[Data records]
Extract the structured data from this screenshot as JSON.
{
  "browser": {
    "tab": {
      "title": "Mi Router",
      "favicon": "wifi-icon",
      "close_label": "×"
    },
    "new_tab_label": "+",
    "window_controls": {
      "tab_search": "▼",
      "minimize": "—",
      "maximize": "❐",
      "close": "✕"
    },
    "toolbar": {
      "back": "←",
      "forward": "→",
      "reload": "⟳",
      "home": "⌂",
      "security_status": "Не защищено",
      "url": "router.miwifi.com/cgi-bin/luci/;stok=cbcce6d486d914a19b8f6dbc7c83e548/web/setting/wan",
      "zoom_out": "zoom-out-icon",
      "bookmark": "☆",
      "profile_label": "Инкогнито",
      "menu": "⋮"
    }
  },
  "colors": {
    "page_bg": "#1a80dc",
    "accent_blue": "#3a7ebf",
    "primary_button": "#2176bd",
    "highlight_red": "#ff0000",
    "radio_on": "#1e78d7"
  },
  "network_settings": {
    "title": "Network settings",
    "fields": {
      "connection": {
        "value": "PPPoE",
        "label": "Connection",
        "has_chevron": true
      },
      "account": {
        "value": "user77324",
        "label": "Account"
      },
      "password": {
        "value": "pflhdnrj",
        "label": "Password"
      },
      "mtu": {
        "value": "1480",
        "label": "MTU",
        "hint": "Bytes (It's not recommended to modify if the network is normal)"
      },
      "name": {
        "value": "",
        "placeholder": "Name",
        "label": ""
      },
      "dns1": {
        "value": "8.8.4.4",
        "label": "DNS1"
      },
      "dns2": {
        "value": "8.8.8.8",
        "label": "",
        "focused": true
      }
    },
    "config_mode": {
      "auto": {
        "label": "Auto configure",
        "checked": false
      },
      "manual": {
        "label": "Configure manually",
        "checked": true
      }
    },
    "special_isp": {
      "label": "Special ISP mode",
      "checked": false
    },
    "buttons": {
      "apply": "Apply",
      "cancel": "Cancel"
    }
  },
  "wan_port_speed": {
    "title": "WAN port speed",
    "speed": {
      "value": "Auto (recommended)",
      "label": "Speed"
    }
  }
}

● **Your objective**:
Give the data again, exactly as it stands.

● **Response to the exercise**:
Extract the structured data from this screenshot as JSON.
{
  "browser": {
    "tab": {
      "title": "Mi Router",
      "favicon": "wifi-icon",
      "close_label": "×"
    },
    "new_tab_label": "+",
    "window_controls": {
      "tab_search": "▼",
      "minimize": "—",
      "maximize": "❐",
      "close": "✕"
    },
    "toolbar": {
      "back": "←",
      "forward": "→",
      "reload": "⟳",
      "home": "⌂",
      "security_status": "Не защищено",
      "url": "router.miwifi.com/cgi-bin/luci/;stok=cbcce6d486d914a19b8f6dbc7c83e548/web/setting/wan",
      "zoom_out": "zoom-out-icon",
      "bookmark": "☆",
      "profile_label": "Инкогнито",
      "menu": "⋮"
    }
  },
  "colors": {
    "page_bg": "#1a80dc",
    "accent_blue": "#3a7ebf",
    "primary_button": "#2176bd",
    "highlight_red": "#ff0000",
    "radio_on": "#1e78d7"
  },
  "network_settings": {
    "title": "Network settings",
    "fields": {
      "connection": {
        "value": "PPPoE",
        "label": "Connection",
        "has_chevron": true
      },
      "account": {
        "value": "user77324",
        "label": "Account"
      },
      "password": {
        "value": "pflhdnrj",
        "label": "Password"
      },
      "mtu": {
        "value": "1480",
        "label": "MTU",
        "hint": "Bytes (It's not recommended to modify if the network is normal)"
      },
      "name": {
        "value": "",
        "placeholder": "Name",
        "label": ""
      },
      "dns1": {
        "value": "8.8.4.4",
        "label": "DNS1"
      },
      "dns2": {
        "value": "8.8.8.8",
        "label": "",
        "focused": true
      }
    },
    "config_mode": {
      "auto": {
        "label": "Auto configure",
        "checked": false
      },
      "manual": {
        "label": "Configure manually",
        "checked": true
      }
    },
    "special_isp": {
      "label": "Special ISP mode",
      "checked": false
    },
    "buttons": {
      "apply": "Apply",
      "cancel": "Cancel"
    }
  },
  "wan_port_speed": {
    "title": "WAN port speed",
    "speed": {
      "value": "Auto (recommended)",
      "label": "Speed"
    }
  }
}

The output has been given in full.